* _Set problem_
Without the pictures, reproduce the records that follow exactly.

Extracted records:

§ §

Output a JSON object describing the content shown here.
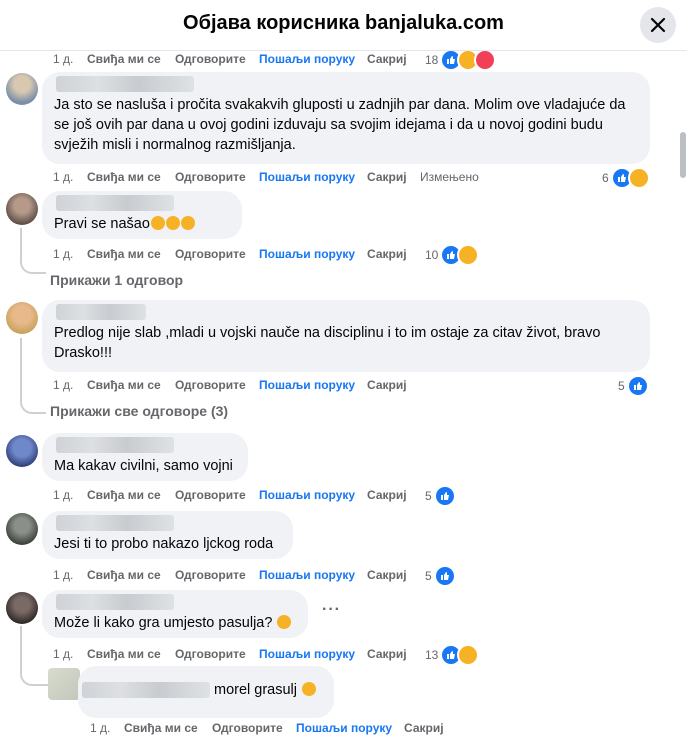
{
  "header": {
    "title": "Објава корисника banjaluka.com"
  },
  "labels": {
    "like": "Свиђа ми се",
    "reply": "Одговорите",
    "message": "Пошаљи поруку",
    "hide": "Сакриј",
    "edited": "Измењено"
  },
  "comments": [
    {
      "time": "1 д.",
      "reactions": "18"
    },
    {
      "time": "1 д.",
      "text": "Ja sto se nasluša i pročita svakakvih gluposti u zadnjih par dana. Molim ove vladajuće da\nse još ovih par dana u ovoj godini izduvaju sa svojim idejama i da u novoj godini budu\nsvježih misli i normalnog razmišljanja.",
      "reactions": "6"
    },
    {
      "time": "1 д.",
      "text": "Pravi se našao",
      "reactions": "10",
      "replies": "Прикажи 1 одговор"
    },
    {
      "time": "1 д.",
      "text": "Predlog nije slab ,mladi u vojski nauče na disciplinu i to im ostaje za citav život, bravo\nDrasko!!!",
      "reactions": "5",
      "replies": "Прикажи све одговоре (3)"
    },
    {
      "time": "1 д.",
      "text": "Ma kakav civilni, samo vojni",
      "reactions": "5"
    },
    {
      "time": "1 д.",
      "text": "Jesi ti to probo nakazo ljckog roda",
      "reactions": "5"
    },
    {
      "time": "1 д.",
      "text": "Može li kako gra umjesto pasulja?",
      "reactions": "13",
      "more": "···"
    },
    {
      "time": "1 д.",
      "text": "morel grasulj"
    }
  ],
  "colors": {
    "accent": "#1877f2",
    "bubble": "#f0f2f5",
    "muted": "#65676b"
  }
}
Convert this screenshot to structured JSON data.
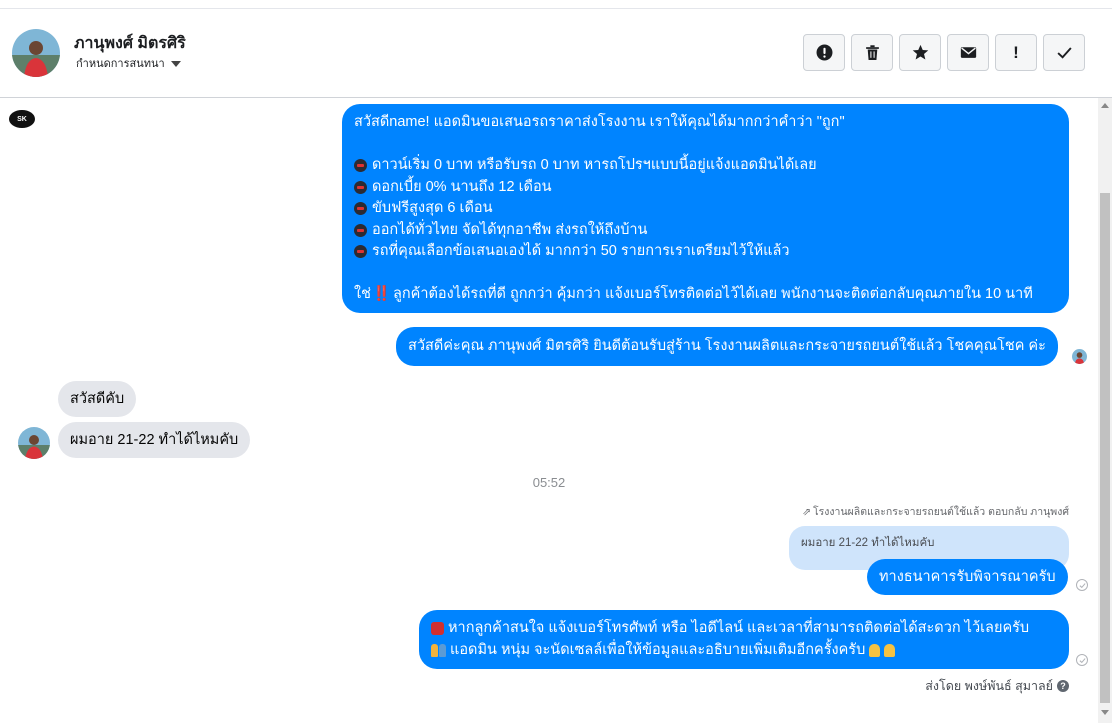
{
  "header": {
    "contact_name": "ภานุพงศ์ มิตรศิริ",
    "conversation_label": "กำหนดการสนทนา",
    "actions": [
      {
        "icon": "exclamation-circle-icon"
      },
      {
        "icon": "trash-icon"
      },
      {
        "icon": "star-icon"
      },
      {
        "icon": "envelope-icon"
      },
      {
        "icon": "exclamation-icon",
        "text": "!"
      },
      {
        "icon": "checkmark-icon"
      }
    ]
  },
  "thread": {
    "page_avatar_text": "SK",
    "outgoing_promo": {
      "greeting": "สวัสดีname! แอดมินขอเสนอรถราคาส่งโรงงาน เราให้คุณได้มากกว่าคำว่า \"ถูก\"",
      "bullets": [
        "ดาวน์เริ่ม 0 บาท หรือรับรถ 0 บาท หารถโปรฯแบบนี้อยู่แจ้งแอดมินได้เลย",
        "ดอกเบี้ย 0% นานถึง 12 เดือน",
        "ขับฟรีสูงสุด 6 เดือน",
        "ออกได้ทั่วไทย จัดได้ทุกอาชีพ ส่งรถให้ถึงบ้าน",
        "รถที่คุณเลือกข้อเสนอเองได้ มากกว่า 50 รายการเราเตรียมไว้ให้แล้ว"
      ],
      "closing_prefix": "ใช่",
      "closing_emoji": "‼️",
      "closing_text": "ลูกค้าต้องได้รถที่ดี ถูกกว่า คุ้มกว่า แจ้งเบอร์โทรติดต่อไว้ได้เลย พนักงานจะติดต่อกลับคุณภายใน 10 นาที"
    },
    "outgoing_welcome": "สวัสดีค่ะคุณ ภานุพงศ์ มิตรศิริ ยินดีต้อนรับสู่ร้าน โรงงานผลิตและกระจายรถยนต์ใช้แล้ว โชคคุณโชค ค่ะ",
    "incoming": [
      "สวัสดีคับ",
      "ผมอาย 21-22 ทำได้ไหมคับ"
    ],
    "timestamp": "05:52",
    "reply_meta": "โรงงานผลิตและกระจายรถยนต์ใช้แล้ว ตอบกลับ ภานุพงศ์",
    "quoted_text": "ผมอาย 21-22 ทำได้ไหมคับ",
    "outgoing_reply": "ทางธนาคารรับพิจารณาครับ",
    "outgoing_contact": {
      "line1": "หากลูกค้าสนใจ แจ้งเบอร์โทรศัพท์ หรือ ไอดีไลน์ และเวลาที่สามารถติดต่อได้สะดวก ไว้เลยครับ",
      "line2": "แอดมิน หนุ่ม จะนัดเซลล์เพื่อให้ข้อมูลและอธิบายเพิ่มเติมอีกครั้งครับ"
    },
    "sent_by": "ส่งโดย พงษ์พันธ์ สุมาลย์",
    "help": "?"
  },
  "colors": {
    "outgoing_bubble": "#0084ff",
    "incoming_bubble": "#e4e6eb",
    "quote_bubble": "#cfe4fb"
  }
}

§ §

* _Answer for the task_
Output a JSON object describing the content shown here.
{
  "header": {
    "title": "Објава корисника banjaluka.com"
  },
  "labels": {
    "like": "Свиђа ми се",
    "reply": "Одговорите",
    "message": "Пошаљи поруку",
    "hide": "Сакриј",
    "edited": "Измењено"
  },
  "comments": [
    {
      "time": "1 д.",
      "reactions": "18"
    },
    {
      "time": "1 д.",
      "text": "Ja sto se nasluša i pročita svakakvih gluposti u zadnjih par dana. Molim ove vladajuće da\nse još ovih par dana u ovoj godini izduvaju sa svojim idejama i da u novoj godini budu\nsvježih misli i normalnog razmišljanja.",
      "reactions": "6"
    },
    {
      "time": "1 д.",
      "text": "Pravi se našao",
      "reactions": "10",
      "replies": "Прикажи 1 одговор"
    },
    {
      "time": "1 д.",
      "text": "Predlog nije slab ,mladi u vojski nauče na disciplinu i to im ostaje za citav život, bravo\nDrasko!!!",
      "reactions": "5",
      "replies": "Прикажи све одговоре (3)"
    },
    {
      "time": "1 д.",
      "text": "Ma kakav civilni, samo vojni",
      "reactions": "5"
    },
    {
      "time": "1 д.",
      "text": "Jesi ti to probo nakazo ljckog roda",
      "reactions": "5"
    },
    {
      "time": "1 д.",
      "text": "Može li kako gra umjesto pasulja?",
      "reactions": "13",
      "more": "···"
    },
    {
      "time": "1 д.",
      "text": "morel grasulj"
    }
  ],
  "colors": {
    "accent": "#1877f2",
    "bubble": "#f0f2f5",
    "muted": "#65676b"
  }
}
Convert this screenshot to structured JSON data.
{
  "header": {
    "contact_name": "ภานุพงศ์ มิตรศิริ",
    "conversation_label": "กำหนดการสนทนา",
    "actions": [
      {
        "icon": "exclamation-circle-icon"
      },
      {
        "icon": "trash-icon"
      },
      {
        "icon": "star-icon"
      },
      {
        "icon": "envelope-icon"
      },
      {
        "icon": "exclamation-icon",
        "text": "!"
      },
      {
        "icon": "checkmark-icon"
      }
    ]
  },
  "thread": {
    "page_avatar_text": "SK",
    "outgoing_promo": {
      "greeting": "สวัสดีname! แอดมินขอเสนอรถราคาส่งโรงงาน เราให้คุณได้มากกว่าคำว่า \"ถูก\"",
      "bullets": [
        "ดาวน์เริ่ม 0 บาท หรือรับรถ 0 บาท หารถโปรฯแบบนี้อยู่แจ้งแอดมินได้เลย",
        "ดอกเบี้ย 0% นานถึง 12 เดือน",
        "ขับฟรีสูงสุด 6 เดือน",
        "ออกได้ทั่วไทย จัดได้ทุกอาชีพ ส่งรถให้ถึงบ้าน",
        "รถที่คุณเลือกข้อเสนอเองได้ มากกว่า 50 รายการเราเตรียมไว้ให้แล้ว"
      ],
      "closing_prefix": "ใช่",
      "closing_emoji": "‼️",
      "closing_text": "ลูกค้าต้องได้รถที่ดี ถูกกว่า คุ้มกว่า แจ้งเบอร์โทรติดต่อไว้ได้เลย พนักงานจะติดต่อกลับคุณภายใน 10 นาที"
    },
    "outgoing_welcome": "สวัสดีค่ะคุณ ภานุพงศ์ มิตรศิริ ยินดีต้อนรับสู่ร้าน โรงงานผลิตและกระจายรถยนต์ใช้แล้ว โชคคุณโชค ค่ะ",
    "incoming": [
      "สวัสดีคับ",
      "ผมอาย 21-22 ทำได้ไหมคับ"
    ],
    "timestamp": "05:52",
    "reply_meta": "โรงงานผลิตและกระจายรถยนต์ใช้แล้ว ตอบกลับ ภานุพงศ์",
    "quoted_text": "ผมอาย 21-22 ทำได้ไหมคับ",
    "outgoing_reply": "ทางธนาคารรับพิจารณาครับ",
    "outgoing_contact": {
      "line1": "หากลูกค้าสนใจ แจ้งเบอร์โทรศัพท์ หรือ ไอดีไลน์ และเวลาที่สามารถติดต่อได้สะดวก ไว้เลยครับ",
      "line2": "แอดมิน หนุ่ม จะนัดเซลล์เพื่อให้ข้อมูลและอธิบายเพิ่มเติมอีกครั้งครับ"
    },
    "sent_by": "ส่งโดย พงษ์พันธ์ สุมาลย์",
    "help": "?"
  },
  "colors": {
    "outgoing_bubble": "#0084ff",
    "incoming_bubble": "#e4e6eb",
    "quote_bubble": "#cfe4fb"
  }
}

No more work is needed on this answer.